Stored items
════════════════════

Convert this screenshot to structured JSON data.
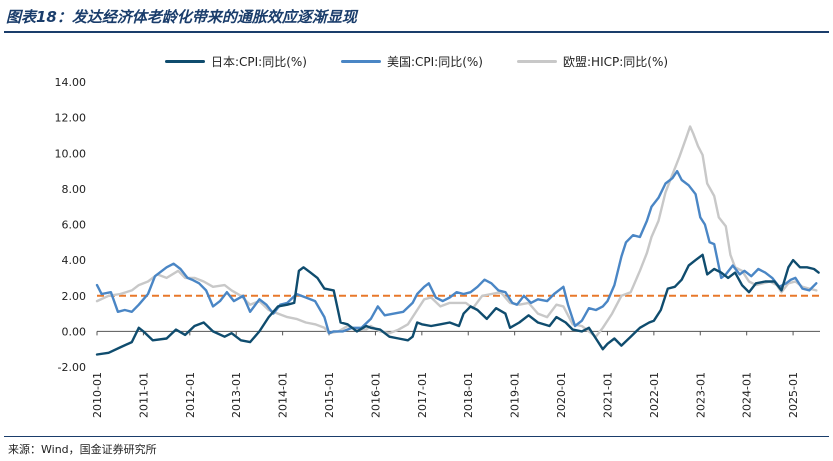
{
  "header": {
    "title": "图表18：发达经济体老龄化带来的通胀效应逐渐显现"
  },
  "footer": {
    "source": "来源：Wind，国金证券研究所"
  },
  "chart_data": {
    "type": "line",
    "title": "图表18：发达经济体老龄化带来的通胀效应逐渐显现",
    "xlabel": "",
    "ylabel": "",
    "ylim": [
      -2,
      14
    ],
    "yticks": [
      -2,
      0,
      2,
      4,
      6,
      8,
      10,
      12,
      14
    ],
    "ytick_labels": [
      "-2.00",
      "0.00",
      "2.00",
      "4.00",
      "6.00",
      "8.00",
      "10.00",
      "12.00",
      "14.00"
    ],
    "xlim": [
      2010.0,
      2025.58
    ],
    "xtick_labels": [
      "2010-01",
      "2011-01",
      "2012-01",
      "2013-01",
      "2014-01",
      "2015-01",
      "2016-01",
      "2017-01",
      "2018-01",
      "2019-01",
      "2020-01",
      "2021-01",
      "2022-01",
      "2023-01",
      "2024-01",
      "2025-01"
    ],
    "legend_position": "top-center",
    "grid": false,
    "reference_line": {
      "value": 2.0,
      "style": "dashed",
      "color": "#e8782a"
    },
    "series": [
      {
        "name": "日本:CPI:同比(%)",
        "color": "#0f4c6e",
        "points": [
          [
            2010.0,
            -1.3
          ],
          [
            2010.25,
            -1.2
          ],
          [
            2010.5,
            -0.9
          ],
          [
            2010.75,
            -0.6
          ],
          [
            2010.9,
            0.2
          ],
          [
            2011.0,
            0.0
          ],
          [
            2011.2,
            -0.5
          ],
          [
            2011.5,
            -0.4
          ],
          [
            2011.7,
            0.1
          ],
          [
            2011.9,
            -0.2
          ],
          [
            2012.1,
            0.3
          ],
          [
            2012.3,
            0.5
          ],
          [
            2012.5,
            0.0
          ],
          [
            2012.75,
            -0.3
          ],
          [
            2012.9,
            -0.1
          ],
          [
            2013.1,
            -0.5
          ],
          [
            2013.3,
            -0.6
          ],
          [
            2013.5,
            0.0
          ],
          [
            2013.7,
            0.8
          ],
          [
            2013.9,
            1.4
          ],
          [
            2014.1,
            1.5
          ],
          [
            2014.25,
            1.6
          ],
          [
            2014.35,
            3.4
          ],
          [
            2014.45,
            3.6
          ],
          [
            2014.6,
            3.3
          ],
          [
            2014.75,
            3.0
          ],
          [
            2014.9,
            2.4
          ],
          [
            2015.1,
            2.3
          ],
          [
            2015.25,
            0.5
          ],
          [
            2015.4,
            0.4
          ],
          [
            2015.6,
            0.0
          ],
          [
            2015.8,
            0.3
          ],
          [
            2015.9,
            0.2
          ],
          [
            2016.1,
            0.1
          ],
          [
            2016.3,
            -0.3
          ],
          [
            2016.5,
            -0.4
          ],
          [
            2016.7,
            -0.5
          ],
          [
            2016.8,
            -0.3
          ],
          [
            2016.9,
            0.5
          ],
          [
            2017.0,
            0.4
          ],
          [
            2017.2,
            0.3
          ],
          [
            2017.4,
            0.4
          ],
          [
            2017.6,
            0.5
          ],
          [
            2017.8,
            0.3
          ],
          [
            2017.9,
            1.0
          ],
          [
            2018.05,
            1.4
          ],
          [
            2018.2,
            1.2
          ],
          [
            2018.4,
            0.7
          ],
          [
            2018.6,
            1.3
          ],
          [
            2018.8,
            1.0
          ],
          [
            2018.9,
            0.2
          ],
          [
            2019.1,
            0.5
          ],
          [
            2019.3,
            0.9
          ],
          [
            2019.5,
            0.5
          ],
          [
            2019.75,
            0.3
          ],
          [
            2019.9,
            0.8
          ],
          [
            2020.1,
            0.5
          ],
          [
            2020.25,
            0.1
          ],
          [
            2020.45,
            0.0
          ],
          [
            2020.6,
            0.2
          ],
          [
            2020.75,
            -0.4
          ],
          [
            2020.9,
            -1.0
          ],
          [
            2021.0,
            -0.7
          ],
          [
            2021.15,
            -0.4
          ],
          [
            2021.3,
            -0.8
          ],
          [
            2021.5,
            -0.3
          ],
          [
            2021.7,
            0.2
          ],
          [
            2021.9,
            0.5
          ],
          [
            2022.0,
            0.6
          ],
          [
            2022.15,
            1.2
          ],
          [
            2022.3,
            2.4
          ],
          [
            2022.45,
            2.5
          ],
          [
            2022.6,
            2.9
          ],
          [
            2022.75,
            3.7
          ],
          [
            2022.9,
            4.0
          ],
          [
            2023.05,
            4.3
          ],
          [
            2023.15,
            3.2
          ],
          [
            2023.3,
            3.5
          ],
          [
            2023.45,
            3.3
          ],
          [
            2023.6,
            3.0
          ],
          [
            2023.75,
            3.3
          ],
          [
            2023.9,
            2.6
          ],
          [
            2024.05,
            2.2
          ],
          [
            2024.2,
            2.7
          ],
          [
            2024.4,
            2.8
          ],
          [
            2024.6,
            2.8
          ],
          [
            2024.75,
            2.3
          ],
          [
            2024.9,
            3.6
          ],
          [
            2025.0,
            4.0
          ],
          [
            2025.15,
            3.6
          ],
          [
            2025.3,
            3.6
          ],
          [
            2025.45,
            3.5
          ],
          [
            2025.55,
            3.3
          ]
        ]
      },
      {
        "name": "美国:CPI:同比(%)",
        "color": "#4a86c5",
        "points": [
          [
            2010.0,
            2.6
          ],
          [
            2010.1,
            2.1
          ],
          [
            2010.3,
            2.2
          ],
          [
            2010.45,
            1.1
          ],
          [
            2010.6,
            1.2
          ],
          [
            2010.75,
            1.1
          ],
          [
            2010.9,
            1.5
          ],
          [
            2011.1,
            2.1
          ],
          [
            2011.25,
            3.1
          ],
          [
            2011.5,
            3.6
          ],
          [
            2011.65,
            3.8
          ],
          [
            2011.8,
            3.5
          ],
          [
            2011.95,
            3.0
          ],
          [
            2012.05,
            2.9
          ],
          [
            2012.2,
            2.7
          ],
          [
            2012.35,
            2.3
          ],
          [
            2012.5,
            1.4
          ],
          [
            2012.65,
            1.7
          ],
          [
            2012.8,
            2.2
          ],
          [
            2012.95,
            1.7
          ],
          [
            2013.15,
            2.0
          ],
          [
            2013.3,
            1.1
          ],
          [
            2013.5,
            1.8
          ],
          [
            2013.65,
            1.5
          ],
          [
            2013.8,
            1.0
          ],
          [
            2013.95,
            1.5
          ],
          [
            2014.1,
            1.6
          ],
          [
            2014.3,
            2.1
          ],
          [
            2014.5,
            1.9
          ],
          [
            2014.7,
            1.7
          ],
          [
            2014.9,
            0.8
          ],
          [
            2015.0,
            -0.1
          ],
          [
            2015.1,
            0.0
          ],
          [
            2015.3,
            0.0
          ],
          [
            2015.5,
            0.2
          ],
          [
            2015.7,
            0.2
          ],
          [
            2015.9,
            0.7
          ],
          [
            2016.05,
            1.4
          ],
          [
            2016.2,
            0.9
          ],
          [
            2016.4,
            1.0
          ],
          [
            2016.6,
            1.1
          ],
          [
            2016.8,
            1.6
          ],
          [
            2016.9,
            2.1
          ],
          [
            2017.05,
            2.5
          ],
          [
            2017.15,
            2.7
          ],
          [
            2017.3,
            1.9
          ],
          [
            2017.45,
            1.7
          ],
          [
            2017.6,
            1.9
          ],
          [
            2017.75,
            2.2
          ],
          [
            2017.9,
            2.1
          ],
          [
            2018.05,
            2.2
          ],
          [
            2018.2,
            2.5
          ],
          [
            2018.35,
            2.9
          ],
          [
            2018.5,
            2.7
          ],
          [
            2018.65,
            2.3
          ],
          [
            2018.8,
            2.2
          ],
          [
            2018.95,
            1.6
          ],
          [
            2019.05,
            1.5
          ],
          [
            2019.2,
            2.0
          ],
          [
            2019.35,
            1.6
          ],
          [
            2019.5,
            1.8
          ],
          [
            2019.7,
            1.7
          ],
          [
            2019.85,
            2.1
          ],
          [
            2019.95,
            2.3
          ],
          [
            2020.05,
            2.5
          ],
          [
            2020.15,
            1.5
          ],
          [
            2020.3,
            0.3
          ],
          [
            2020.45,
            0.6
          ],
          [
            2020.6,
            1.3
          ],
          [
            2020.75,
            1.2
          ],
          [
            2020.9,
            1.4
          ],
          [
            2021.0,
            1.7
          ],
          [
            2021.15,
            2.6
          ],
          [
            2021.3,
            4.2
          ],
          [
            2021.4,
            5.0
          ],
          [
            2021.55,
            5.4
          ],
          [
            2021.7,
            5.3
          ],
          [
            2021.85,
            6.2
          ],
          [
            2021.95,
            7.0
          ],
          [
            2022.1,
            7.5
          ],
          [
            2022.25,
            8.3
          ],
          [
            2022.4,
            8.6
          ],
          [
            2022.5,
            9.0
          ],
          [
            2022.6,
            8.5
          ],
          [
            2022.75,
            8.2
          ],
          [
            2022.9,
            7.7
          ],
          [
            2023.0,
            6.4
          ],
          [
            2023.1,
            6.0
          ],
          [
            2023.2,
            5.0
          ],
          [
            2023.3,
            4.9
          ],
          [
            2023.45,
            3.0
          ],
          [
            2023.55,
            3.2
          ],
          [
            2023.7,
            3.7
          ],
          [
            2023.85,
            3.2
          ],
          [
            2023.95,
            3.4
          ],
          [
            2024.1,
            3.1
          ],
          [
            2024.25,
            3.5
          ],
          [
            2024.4,
            3.3
          ],
          [
            2024.55,
            3.0
          ],
          [
            2024.7,
            2.5
          ],
          [
            2024.85,
            2.7
          ],
          [
            2024.95,
            2.9
          ],
          [
            2025.05,
            3.0
          ],
          [
            2025.2,
            2.4
          ],
          [
            2025.35,
            2.3
          ],
          [
            2025.5,
            2.7
          ]
        ]
      },
      {
        "name": "欧盟:HICP:同比(%)",
        "color": "#c8c8c8",
        "points": [
          [
            2010.0,
            1.7
          ],
          [
            2010.25,
            2.0
          ],
          [
            2010.5,
            2.1
          ],
          [
            2010.75,
            2.3
          ],
          [
            2010.9,
            2.6
          ],
          [
            2011.1,
            2.8
          ],
          [
            2011.3,
            3.2
          ],
          [
            2011.5,
            3.0
          ],
          [
            2011.75,
            3.4
          ],
          [
            2011.9,
            3.0
          ],
          [
            2012.1,
            3.0
          ],
          [
            2012.3,
            2.8
          ],
          [
            2012.5,
            2.5
          ],
          [
            2012.75,
            2.6
          ],
          [
            2012.9,
            2.3
          ],
          [
            2013.1,
            2.0
          ],
          [
            2013.3,
            1.5
          ],
          [
            2013.5,
            1.7
          ],
          [
            2013.7,
            1.2
          ],
          [
            2013.9,
            1.0
          ],
          [
            2014.1,
            0.8
          ],
          [
            2014.3,
            0.7
          ],
          [
            2014.5,
            0.5
          ],
          [
            2014.7,
            0.4
          ],
          [
            2014.9,
            0.2
          ],
          [
            2015.0,
            -0.1
          ],
          [
            2015.2,
            0.0
          ],
          [
            2015.4,
            0.3
          ],
          [
            2015.6,
            0.1
          ],
          [
            2015.8,
            0.1
          ],
          [
            2015.9,
            0.3
          ],
          [
            2016.1,
            0.0
          ],
          [
            2016.3,
            -0.1
          ],
          [
            2016.5,
            0.1
          ],
          [
            2016.7,
            0.4
          ],
          [
            2016.9,
            1.2
          ],
          [
            2017.05,
            1.8
          ],
          [
            2017.2,
            1.9
          ],
          [
            2017.4,
            1.4
          ],
          [
            2017.6,
            1.6
          ],
          [
            2017.8,
            1.6
          ],
          [
            2017.95,
            1.6
          ],
          [
            2018.1,
            1.3
          ],
          [
            2018.3,
            2.0
          ],
          [
            2018.5,
            2.1
          ],
          [
            2018.7,
            2.2
          ],
          [
            2018.9,
            1.6
          ],
          [
            2019.1,
            1.5
          ],
          [
            2019.3,
            1.6
          ],
          [
            2019.5,
            1.0
          ],
          [
            2019.7,
            0.8
          ],
          [
            2019.9,
            1.5
          ],
          [
            2020.05,
            1.4
          ],
          [
            2020.25,
            0.4
          ],
          [
            2020.45,
            0.3
          ],
          [
            2020.6,
            0.0
          ],
          [
            2020.75,
            -0.3
          ],
          [
            2020.9,
            0.2
          ],
          [
            2021.1,
            1.0
          ],
          [
            2021.3,
            2.0
          ],
          [
            2021.5,
            2.2
          ],
          [
            2021.7,
            3.4
          ],
          [
            2021.85,
            4.4
          ],
          [
            2021.95,
            5.3
          ],
          [
            2022.1,
            6.2
          ],
          [
            2022.25,
            7.8
          ],
          [
            2022.4,
            8.8
          ],
          [
            2022.55,
            9.8
          ],
          [
            2022.7,
            10.9
          ],
          [
            2022.78,
            11.5
          ],
          [
            2022.85,
            11.1
          ],
          [
            2022.95,
            10.4
          ],
          [
            2023.05,
            9.9
          ],
          [
            2023.15,
            8.3
          ],
          [
            2023.3,
            7.6
          ],
          [
            2023.4,
            6.4
          ],
          [
            2023.55,
            5.9
          ],
          [
            2023.65,
            4.3
          ],
          [
            2023.75,
            3.6
          ],
          [
            2023.9,
            3.4
          ],
          [
            2024.05,
            2.8
          ],
          [
            2024.2,
            2.6
          ],
          [
            2024.35,
            2.7
          ],
          [
            2024.5,
            2.8
          ],
          [
            2024.65,
            2.6
          ],
          [
            2024.75,
            2.2
          ],
          [
            2024.9,
            2.7
          ],
          [
            2025.05,
            2.8
          ],
          [
            2025.2,
            2.5
          ],
          [
            2025.35,
            2.4
          ],
          [
            2025.5,
            2.3
          ]
        ]
      }
    ]
  }
}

════════════════════

Copy each line containing the word "title" from the data.

    "title": "图表18：发达经济体老龄化带来的通胀效应逐渐显现"
    "title": "图表18：发达经济体老龄化带来的通胀效应逐渐显现",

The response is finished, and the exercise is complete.